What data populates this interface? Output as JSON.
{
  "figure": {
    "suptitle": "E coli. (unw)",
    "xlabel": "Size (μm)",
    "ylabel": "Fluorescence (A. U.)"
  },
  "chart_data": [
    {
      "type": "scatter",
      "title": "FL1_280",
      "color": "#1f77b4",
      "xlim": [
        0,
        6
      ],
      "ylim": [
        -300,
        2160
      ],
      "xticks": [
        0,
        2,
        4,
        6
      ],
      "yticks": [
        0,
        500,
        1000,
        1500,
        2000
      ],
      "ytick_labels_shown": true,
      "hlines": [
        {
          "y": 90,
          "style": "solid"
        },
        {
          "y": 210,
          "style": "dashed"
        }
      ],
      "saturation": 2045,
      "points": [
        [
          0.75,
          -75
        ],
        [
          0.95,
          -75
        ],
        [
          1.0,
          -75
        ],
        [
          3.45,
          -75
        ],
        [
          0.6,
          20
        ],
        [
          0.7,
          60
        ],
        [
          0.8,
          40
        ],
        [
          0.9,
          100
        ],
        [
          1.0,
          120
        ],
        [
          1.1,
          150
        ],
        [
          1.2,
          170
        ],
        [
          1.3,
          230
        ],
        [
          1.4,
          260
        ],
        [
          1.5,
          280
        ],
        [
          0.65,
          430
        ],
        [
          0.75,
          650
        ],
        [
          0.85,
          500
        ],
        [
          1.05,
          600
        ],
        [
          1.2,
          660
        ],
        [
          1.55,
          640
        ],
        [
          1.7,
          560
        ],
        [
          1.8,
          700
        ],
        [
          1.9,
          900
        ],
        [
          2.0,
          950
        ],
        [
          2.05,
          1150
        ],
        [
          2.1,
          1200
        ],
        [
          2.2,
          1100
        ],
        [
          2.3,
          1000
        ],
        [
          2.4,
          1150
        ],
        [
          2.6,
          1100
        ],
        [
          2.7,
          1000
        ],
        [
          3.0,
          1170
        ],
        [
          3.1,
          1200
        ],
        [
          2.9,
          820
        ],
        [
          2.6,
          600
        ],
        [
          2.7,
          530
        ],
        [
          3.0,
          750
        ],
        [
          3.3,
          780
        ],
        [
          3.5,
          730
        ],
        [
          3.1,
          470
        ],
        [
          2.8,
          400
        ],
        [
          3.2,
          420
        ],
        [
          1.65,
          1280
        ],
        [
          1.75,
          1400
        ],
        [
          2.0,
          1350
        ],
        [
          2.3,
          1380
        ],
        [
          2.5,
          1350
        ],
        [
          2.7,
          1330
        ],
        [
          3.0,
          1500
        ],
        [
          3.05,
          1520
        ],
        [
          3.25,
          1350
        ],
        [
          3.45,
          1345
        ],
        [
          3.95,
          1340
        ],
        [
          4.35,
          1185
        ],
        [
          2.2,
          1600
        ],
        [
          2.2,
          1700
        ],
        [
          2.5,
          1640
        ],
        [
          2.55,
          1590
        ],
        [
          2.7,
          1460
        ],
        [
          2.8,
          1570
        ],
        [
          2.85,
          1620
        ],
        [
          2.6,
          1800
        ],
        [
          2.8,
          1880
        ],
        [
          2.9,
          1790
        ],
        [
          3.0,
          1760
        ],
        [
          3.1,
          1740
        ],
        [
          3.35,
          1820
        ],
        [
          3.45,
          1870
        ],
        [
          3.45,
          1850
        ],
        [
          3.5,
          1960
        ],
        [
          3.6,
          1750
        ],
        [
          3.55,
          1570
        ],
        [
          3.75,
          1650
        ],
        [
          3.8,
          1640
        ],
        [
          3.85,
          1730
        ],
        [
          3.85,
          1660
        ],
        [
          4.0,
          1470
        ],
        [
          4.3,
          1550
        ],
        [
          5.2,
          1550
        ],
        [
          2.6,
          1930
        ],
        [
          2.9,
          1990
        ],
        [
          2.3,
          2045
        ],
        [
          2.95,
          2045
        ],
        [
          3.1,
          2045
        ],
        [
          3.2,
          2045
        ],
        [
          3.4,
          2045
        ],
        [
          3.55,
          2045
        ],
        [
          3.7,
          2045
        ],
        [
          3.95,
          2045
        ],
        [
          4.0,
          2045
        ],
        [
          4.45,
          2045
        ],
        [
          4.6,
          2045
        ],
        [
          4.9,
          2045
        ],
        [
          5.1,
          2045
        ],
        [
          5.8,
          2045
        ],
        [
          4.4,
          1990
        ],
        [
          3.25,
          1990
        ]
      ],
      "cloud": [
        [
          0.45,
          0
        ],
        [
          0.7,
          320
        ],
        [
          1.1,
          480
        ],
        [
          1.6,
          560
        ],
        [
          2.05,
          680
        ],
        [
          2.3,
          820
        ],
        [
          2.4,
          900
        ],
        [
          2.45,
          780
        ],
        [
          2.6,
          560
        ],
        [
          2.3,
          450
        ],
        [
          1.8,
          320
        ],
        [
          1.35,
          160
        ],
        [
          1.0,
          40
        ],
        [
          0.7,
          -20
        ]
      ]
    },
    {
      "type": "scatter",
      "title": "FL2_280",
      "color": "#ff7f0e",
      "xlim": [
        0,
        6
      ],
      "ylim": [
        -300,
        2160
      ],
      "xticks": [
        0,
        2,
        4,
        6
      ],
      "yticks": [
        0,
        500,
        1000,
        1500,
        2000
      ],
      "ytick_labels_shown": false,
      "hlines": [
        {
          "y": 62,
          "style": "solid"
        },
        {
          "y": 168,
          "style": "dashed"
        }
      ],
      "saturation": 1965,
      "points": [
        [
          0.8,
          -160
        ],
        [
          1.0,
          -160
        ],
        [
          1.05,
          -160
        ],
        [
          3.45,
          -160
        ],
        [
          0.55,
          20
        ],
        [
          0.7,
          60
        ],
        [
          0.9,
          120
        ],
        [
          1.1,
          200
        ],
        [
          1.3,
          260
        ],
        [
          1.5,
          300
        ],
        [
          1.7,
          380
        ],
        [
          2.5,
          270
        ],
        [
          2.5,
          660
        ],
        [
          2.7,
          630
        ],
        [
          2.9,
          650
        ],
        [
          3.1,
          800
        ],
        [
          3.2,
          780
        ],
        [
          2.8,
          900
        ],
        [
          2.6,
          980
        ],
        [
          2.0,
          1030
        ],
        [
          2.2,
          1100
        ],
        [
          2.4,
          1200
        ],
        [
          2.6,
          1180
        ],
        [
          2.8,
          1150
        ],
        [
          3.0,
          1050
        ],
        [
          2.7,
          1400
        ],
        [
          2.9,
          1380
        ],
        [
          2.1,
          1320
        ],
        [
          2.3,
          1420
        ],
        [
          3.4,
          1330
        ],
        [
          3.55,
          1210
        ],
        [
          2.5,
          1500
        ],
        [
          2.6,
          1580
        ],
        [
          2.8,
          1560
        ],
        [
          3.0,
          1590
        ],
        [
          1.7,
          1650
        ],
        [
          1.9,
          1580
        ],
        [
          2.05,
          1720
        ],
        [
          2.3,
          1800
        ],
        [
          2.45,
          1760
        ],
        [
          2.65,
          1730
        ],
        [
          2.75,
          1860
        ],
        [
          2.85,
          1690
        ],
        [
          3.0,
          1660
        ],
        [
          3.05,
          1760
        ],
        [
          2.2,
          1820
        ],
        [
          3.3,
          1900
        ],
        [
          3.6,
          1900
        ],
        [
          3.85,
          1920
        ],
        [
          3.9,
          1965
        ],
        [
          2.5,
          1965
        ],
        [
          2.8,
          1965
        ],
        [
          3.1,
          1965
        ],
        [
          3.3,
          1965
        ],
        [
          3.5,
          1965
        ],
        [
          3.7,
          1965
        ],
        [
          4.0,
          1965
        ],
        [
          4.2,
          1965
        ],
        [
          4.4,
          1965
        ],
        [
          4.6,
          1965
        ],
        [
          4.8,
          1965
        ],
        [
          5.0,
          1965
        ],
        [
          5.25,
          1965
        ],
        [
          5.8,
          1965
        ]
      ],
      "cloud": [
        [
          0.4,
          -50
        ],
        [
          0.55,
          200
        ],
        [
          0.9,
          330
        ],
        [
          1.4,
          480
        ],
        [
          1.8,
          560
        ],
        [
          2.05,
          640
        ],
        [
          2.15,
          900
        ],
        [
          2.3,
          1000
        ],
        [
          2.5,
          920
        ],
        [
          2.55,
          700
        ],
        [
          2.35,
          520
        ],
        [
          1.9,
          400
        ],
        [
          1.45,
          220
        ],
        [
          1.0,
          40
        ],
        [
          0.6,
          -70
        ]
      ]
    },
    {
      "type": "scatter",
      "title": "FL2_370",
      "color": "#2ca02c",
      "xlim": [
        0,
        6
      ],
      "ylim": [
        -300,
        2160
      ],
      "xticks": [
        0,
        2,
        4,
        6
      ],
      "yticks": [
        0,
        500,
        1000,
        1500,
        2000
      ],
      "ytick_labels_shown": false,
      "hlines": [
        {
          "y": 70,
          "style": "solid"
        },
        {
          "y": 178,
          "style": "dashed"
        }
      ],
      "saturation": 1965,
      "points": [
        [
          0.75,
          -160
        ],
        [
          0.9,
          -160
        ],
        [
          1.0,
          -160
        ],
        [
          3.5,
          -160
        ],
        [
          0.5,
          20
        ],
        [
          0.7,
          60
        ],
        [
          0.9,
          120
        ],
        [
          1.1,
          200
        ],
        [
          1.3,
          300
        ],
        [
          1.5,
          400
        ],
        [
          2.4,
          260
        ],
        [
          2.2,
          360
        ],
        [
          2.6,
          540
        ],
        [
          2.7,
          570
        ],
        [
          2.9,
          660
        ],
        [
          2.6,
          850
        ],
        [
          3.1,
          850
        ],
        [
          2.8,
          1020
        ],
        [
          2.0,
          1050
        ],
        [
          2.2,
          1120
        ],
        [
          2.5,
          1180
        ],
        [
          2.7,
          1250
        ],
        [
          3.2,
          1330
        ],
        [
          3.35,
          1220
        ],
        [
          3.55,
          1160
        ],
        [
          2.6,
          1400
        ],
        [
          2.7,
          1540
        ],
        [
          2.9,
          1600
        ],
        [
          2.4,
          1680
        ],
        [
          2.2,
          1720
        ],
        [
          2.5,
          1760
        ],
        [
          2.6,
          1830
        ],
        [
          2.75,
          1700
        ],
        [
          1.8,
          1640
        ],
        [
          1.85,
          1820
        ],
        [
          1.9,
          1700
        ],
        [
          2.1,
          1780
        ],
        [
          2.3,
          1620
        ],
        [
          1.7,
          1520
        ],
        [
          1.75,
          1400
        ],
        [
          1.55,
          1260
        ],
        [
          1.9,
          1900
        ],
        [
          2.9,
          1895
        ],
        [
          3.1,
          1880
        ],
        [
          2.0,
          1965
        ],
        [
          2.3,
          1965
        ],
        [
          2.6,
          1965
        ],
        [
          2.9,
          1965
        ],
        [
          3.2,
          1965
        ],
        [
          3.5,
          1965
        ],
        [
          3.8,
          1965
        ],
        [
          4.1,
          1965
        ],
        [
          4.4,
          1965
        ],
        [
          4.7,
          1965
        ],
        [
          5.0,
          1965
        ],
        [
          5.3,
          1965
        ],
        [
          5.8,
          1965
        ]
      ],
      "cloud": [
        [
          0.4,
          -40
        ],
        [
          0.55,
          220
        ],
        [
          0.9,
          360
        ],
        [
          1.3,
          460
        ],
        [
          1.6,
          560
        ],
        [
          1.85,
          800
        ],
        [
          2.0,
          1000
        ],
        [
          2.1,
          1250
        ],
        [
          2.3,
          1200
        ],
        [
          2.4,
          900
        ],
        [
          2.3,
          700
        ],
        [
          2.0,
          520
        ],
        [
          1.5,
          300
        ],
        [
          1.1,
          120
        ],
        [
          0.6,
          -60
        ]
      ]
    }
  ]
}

PROBLEM STATEMENT:
Select and copy each line from the data that includes the word "color".

WORKED ANSWER:
      "color": "#1f77b4",
      "color": "#ff7f0e",
      "color": "#2ca02c",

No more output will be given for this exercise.